[Stored items]
+++

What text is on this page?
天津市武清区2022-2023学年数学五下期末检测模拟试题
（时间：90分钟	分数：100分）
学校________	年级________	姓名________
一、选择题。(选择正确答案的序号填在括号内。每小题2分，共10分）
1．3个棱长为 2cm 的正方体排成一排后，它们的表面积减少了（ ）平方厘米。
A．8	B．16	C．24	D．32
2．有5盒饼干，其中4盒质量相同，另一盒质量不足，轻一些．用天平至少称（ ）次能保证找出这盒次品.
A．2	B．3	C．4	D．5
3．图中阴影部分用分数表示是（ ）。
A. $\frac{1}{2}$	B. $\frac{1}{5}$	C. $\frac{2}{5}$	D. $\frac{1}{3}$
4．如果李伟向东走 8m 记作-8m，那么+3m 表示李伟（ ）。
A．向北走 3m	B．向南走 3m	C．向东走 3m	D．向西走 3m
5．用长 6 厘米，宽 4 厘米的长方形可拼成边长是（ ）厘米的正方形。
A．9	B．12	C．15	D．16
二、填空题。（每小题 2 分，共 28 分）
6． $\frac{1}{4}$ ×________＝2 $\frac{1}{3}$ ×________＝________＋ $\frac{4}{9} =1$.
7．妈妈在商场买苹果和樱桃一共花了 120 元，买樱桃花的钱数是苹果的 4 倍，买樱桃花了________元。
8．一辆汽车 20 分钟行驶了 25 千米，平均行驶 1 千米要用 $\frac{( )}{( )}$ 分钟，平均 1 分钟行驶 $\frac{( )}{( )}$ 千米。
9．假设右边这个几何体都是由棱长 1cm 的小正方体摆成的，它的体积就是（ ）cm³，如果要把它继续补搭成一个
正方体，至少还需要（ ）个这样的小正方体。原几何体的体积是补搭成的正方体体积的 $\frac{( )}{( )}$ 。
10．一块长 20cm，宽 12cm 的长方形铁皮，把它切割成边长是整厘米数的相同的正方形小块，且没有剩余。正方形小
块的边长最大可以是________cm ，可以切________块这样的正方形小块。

+++

• Short problem:
Determine how many lines of the data contain "frac" and give nothing but that number.

• Exercise solution:
4